--- START OF Extracted information ---

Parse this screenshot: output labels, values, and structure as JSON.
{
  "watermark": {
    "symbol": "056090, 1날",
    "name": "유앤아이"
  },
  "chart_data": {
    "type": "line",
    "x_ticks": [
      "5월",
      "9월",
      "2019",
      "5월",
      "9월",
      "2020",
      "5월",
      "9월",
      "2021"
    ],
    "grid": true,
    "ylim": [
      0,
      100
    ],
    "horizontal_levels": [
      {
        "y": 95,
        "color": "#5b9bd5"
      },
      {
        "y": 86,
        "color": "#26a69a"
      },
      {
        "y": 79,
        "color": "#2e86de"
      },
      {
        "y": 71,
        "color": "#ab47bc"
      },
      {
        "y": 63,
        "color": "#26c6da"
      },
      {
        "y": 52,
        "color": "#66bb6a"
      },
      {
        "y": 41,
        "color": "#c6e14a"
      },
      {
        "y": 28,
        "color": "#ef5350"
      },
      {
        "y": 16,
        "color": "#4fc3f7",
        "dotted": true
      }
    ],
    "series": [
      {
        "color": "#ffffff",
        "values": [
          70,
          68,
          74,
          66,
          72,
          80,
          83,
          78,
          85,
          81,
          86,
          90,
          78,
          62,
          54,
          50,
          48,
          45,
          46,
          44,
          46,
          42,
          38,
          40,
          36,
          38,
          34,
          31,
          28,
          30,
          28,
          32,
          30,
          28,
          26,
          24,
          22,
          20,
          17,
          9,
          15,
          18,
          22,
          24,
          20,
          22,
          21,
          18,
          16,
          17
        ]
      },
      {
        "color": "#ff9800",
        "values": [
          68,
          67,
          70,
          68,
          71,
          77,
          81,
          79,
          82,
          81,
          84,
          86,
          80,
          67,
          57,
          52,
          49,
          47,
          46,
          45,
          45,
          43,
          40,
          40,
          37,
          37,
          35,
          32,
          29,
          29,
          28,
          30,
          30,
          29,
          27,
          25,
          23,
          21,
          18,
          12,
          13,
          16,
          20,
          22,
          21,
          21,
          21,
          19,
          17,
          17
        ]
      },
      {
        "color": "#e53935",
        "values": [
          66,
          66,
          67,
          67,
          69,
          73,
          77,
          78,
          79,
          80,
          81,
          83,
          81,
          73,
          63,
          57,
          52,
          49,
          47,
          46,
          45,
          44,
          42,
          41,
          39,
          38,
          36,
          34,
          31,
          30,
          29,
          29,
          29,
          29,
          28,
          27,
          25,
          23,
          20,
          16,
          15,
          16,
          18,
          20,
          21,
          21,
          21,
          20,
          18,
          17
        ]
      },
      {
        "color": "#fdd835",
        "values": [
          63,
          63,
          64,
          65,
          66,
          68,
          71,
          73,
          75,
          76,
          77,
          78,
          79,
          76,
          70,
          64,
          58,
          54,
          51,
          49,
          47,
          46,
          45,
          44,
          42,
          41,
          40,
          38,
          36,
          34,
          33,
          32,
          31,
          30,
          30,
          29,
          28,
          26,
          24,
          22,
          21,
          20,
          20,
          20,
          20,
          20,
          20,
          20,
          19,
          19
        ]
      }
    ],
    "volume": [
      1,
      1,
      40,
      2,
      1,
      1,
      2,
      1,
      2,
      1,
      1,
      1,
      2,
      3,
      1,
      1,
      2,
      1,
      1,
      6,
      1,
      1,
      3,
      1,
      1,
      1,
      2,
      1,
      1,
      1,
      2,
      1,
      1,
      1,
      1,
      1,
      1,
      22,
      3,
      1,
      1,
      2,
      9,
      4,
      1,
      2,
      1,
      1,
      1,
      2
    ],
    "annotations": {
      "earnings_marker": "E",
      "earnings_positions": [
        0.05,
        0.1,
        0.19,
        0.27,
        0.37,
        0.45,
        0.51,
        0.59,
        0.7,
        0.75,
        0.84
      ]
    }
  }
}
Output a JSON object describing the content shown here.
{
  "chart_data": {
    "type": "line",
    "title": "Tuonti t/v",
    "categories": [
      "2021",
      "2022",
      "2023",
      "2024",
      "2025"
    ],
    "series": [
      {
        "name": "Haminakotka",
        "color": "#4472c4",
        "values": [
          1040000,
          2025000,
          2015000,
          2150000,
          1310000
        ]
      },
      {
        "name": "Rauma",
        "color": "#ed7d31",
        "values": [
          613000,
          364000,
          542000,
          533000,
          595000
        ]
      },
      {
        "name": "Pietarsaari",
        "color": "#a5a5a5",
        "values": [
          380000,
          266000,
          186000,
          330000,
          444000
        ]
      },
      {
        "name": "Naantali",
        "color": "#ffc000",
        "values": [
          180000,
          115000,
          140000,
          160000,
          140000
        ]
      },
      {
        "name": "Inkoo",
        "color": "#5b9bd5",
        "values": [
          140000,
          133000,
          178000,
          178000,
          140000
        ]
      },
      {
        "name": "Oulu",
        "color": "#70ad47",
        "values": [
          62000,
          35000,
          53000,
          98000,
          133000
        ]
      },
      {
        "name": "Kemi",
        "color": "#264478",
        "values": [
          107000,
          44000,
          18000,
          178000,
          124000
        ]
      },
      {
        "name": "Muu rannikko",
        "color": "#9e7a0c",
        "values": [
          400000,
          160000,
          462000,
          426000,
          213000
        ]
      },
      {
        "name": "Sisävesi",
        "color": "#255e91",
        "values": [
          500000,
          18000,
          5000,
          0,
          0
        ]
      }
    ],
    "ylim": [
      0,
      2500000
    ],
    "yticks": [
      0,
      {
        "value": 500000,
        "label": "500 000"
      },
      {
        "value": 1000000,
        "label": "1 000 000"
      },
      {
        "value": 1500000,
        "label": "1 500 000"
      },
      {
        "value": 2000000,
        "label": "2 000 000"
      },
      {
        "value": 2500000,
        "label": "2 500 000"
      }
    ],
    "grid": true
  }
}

--- END OF Extracted information ---

» **Work instructions**: Repeat each entry word for word.

» **Completed task**:
Parse this screenshot: output labels, values, and structure as JSON.
{
  "watermark": {
    "symbol": "056090, 1날",
    "name": "유앤아이"
  },
  "chart_data": {
    "type": "line",
    "x_ticks": [
      "5월",
      "9월",
      "2019",
      "5월",
      "9월",
      "2020",
      "5월",
      "9월",
      "2021"
    ],
    "grid": true,
    "ylim": [
      0,
      100
    ],
    "horizontal_levels": [
      {
        "y": 95,
        "color": "#5b9bd5"
      },
      {
        "y": 86,
        "color": "#26a69a"
      },
      {
        "y": 79,
        "color": "#2e86de"
      },
      {
        "y": 71,
        "color": "#ab47bc"
      },
      {
        "y": 63,
        "color": "#26c6da"
      },
      {
        "y": 52,
        "color": "#66bb6a"
      },
      {
        "y": 41,
        "color": "#c6e14a"
      },
      {
        "y": 28,
        "color": "#ef5350"
      },
      {
        "y": 16,
        "color": "#4fc3f7",
        "dotted": true
      }
    ],
    "series": [
      {
        "color": "#ffffff",
        "values": [
          70,
          68,
          74,
          66,
          72,
          80,
          83,
          78,
          85,
          81,
          86,
          90,
          78,
          62,
          54,
          50,
          48,
          45,
          46,
          44,
          46,
          42,
          38,
          40,
          36,
          38,
          34,
          31,
          28,
          30,
          28,
          32,
          30,
          28,
          26,
          24,
          22,
          20,
          17,
          9,
          15,
          18,
          22,
          24,
          20,
          22,
          21,
          18,
          16,
          17
        ]
      },
      {
        "color": "#ff9800",
        "values": [
          68,
          67,
          70,
          68,
          71,
          77,
          81,
          79,
          82,
          81,
          84,
          86,
          80,
          67,
          57,
          52,
          49,
          47,
          46,
          45,
          45,
          43,
          40,
          40,
          37,
          37,
          35,
          32,
          29,
          29,
          28,
          30,
          30,
          29,
          27,
          25,
          23,
          21,
          18,
          12,
          13,
          16,
          20,
          22,
          21,
          21,
          21,
          19,
          17,
          17
        ]
      },
      {
        "color": "#e53935",
        "values": [
          66,
          66,
          67,
          67,
          69,
          73,
          77,
          78,
          79,
          80,
          81,
          83,
          81,
          73,
          63,
          57,
          52,
          49,
          47,
          46,
          45,
          44,
          42,
          41,
          39,
          38,
          36,
          34,
          31,
          30,
          29,
          29,
          29,
          29,
          28,
          27,
          25,
          23,
          20,
          16,
          15,
          16,
          18,
          20,
          21,
          21,
          21,
          20,
          18,
          17
        ]
      },
      {
        "color": "#fdd835",
        "values": [
          63,
          63,
          64,
          65,
          66,
          68,
          71,
          73,
          75,
          76,
          77,
          78,
          79,
          76,
          70,
          64,
          58,
          54,
          51,
          49,
          47,
          46,
          45,
          44,
          42,
          41,
          40,
          38,
          36,
          34,
          33,
          32,
          31,
          30,
          30,
          29,
          28,
          26,
          24,
          22,
          21,
          20,
          20,
          20,
          20,
          20,
          20,
          20,
          19,
          19
        ]
      }
    ],
    "volume": [
      1,
      1,
      40,
      2,
      1,
      1,
      2,
      1,
      2,
      1,
      1,
      1,
      2,
      3,
      1,
      1,
      2,
      1,
      1,
      6,
      1,
      1,
      3,
      1,
      1,
      1,
      2,
      1,
      1,
      1,
      2,
      1,
      1,
      1,
      1,
      1,
      1,
      22,
      3,
      1,
      1,
      2,
      9,
      4,
      1,
      2,
      1,
      1,
      1,
      2
    ],
    "annotations": {
      "earnings_marker": "E",
      "earnings_positions": [
        0.05,
        0.1,
        0.19,
        0.27,
        0.37,
        0.45,
        0.51,
        0.59,
        0.7,
        0.75,
        0.84
      ]
    }
  }
}
Output a JSON object describing the content shown here.
{
  "chart_data": {
    "type": "line",
    "title": "Tuonti t/v",
    "categories": [
      "2021",
      "2022",
      "2023",
      "2024",
      "2025"
    ],
    "series": [
      {
        "name": "Haminakotka",
        "color": "#4472c4",
        "values": [
          1040000,
          2025000,
          2015000,
          2150000,
          1310000
        ]
      },
      {
        "name": "Rauma",
        "color": "#ed7d31",
        "values": [
          613000,
          364000,
          542000,
          533000,
          595000
        ]
      },
      {
        "name": "Pietarsaari",
        "color": "#a5a5a5",
        "values": [
          380000,
          266000,
          186000,
          330000,
          444000
        ]
      },
      {
        "name": "Naantali",
        "color": "#ffc000",
        "values": [
          180000,
          115000,
          140000,
          160000,
          140000
        ]
      },
      {
        "name": "Inkoo",
        "color": "#5b9bd5",
        "values": [
          140000,
          133000,
          178000,
          178000,
          140000
        ]
      },
      {
        "name": "Oulu",
        "color": "#70ad47",
        "values": [
          62000,
          35000,
          53000,
          98000,
          133000
        ]
      },
      {
        "name": "Kemi",
        "color": "#264478",
        "values": [
          107000,
          44000,
          18000,
          178000,
          124000
        ]
      },
      {
        "name": "Muu rannikko",
        "color": "#9e7a0c",
        "values": [
          400000,
          160000,
          462000,
          426000,
          213000
        ]
      },
      {
        "name": "Sisävesi",
        "color": "#255e91",
        "values": [
          500000,
          18000,
          5000,
          0,
          0
        ]
      }
    ],
    "ylim": [
      0,
      2500000
    ],
    "yticks": [
      0,
      {
        "value": 500000,
        "label": "500 000"
      },
      {
        "value": 1000000,
        "label": "1 000 000"
      },
      {
        "value": 1500000,
        "label": "1 500 000"
      },
      {
        "value": 2000000,
        "label": "2 000 000"
      },
      {
        "value": 2500000,
        "label": "2 500 000"
      }
    ],
    "grid": true
  }
}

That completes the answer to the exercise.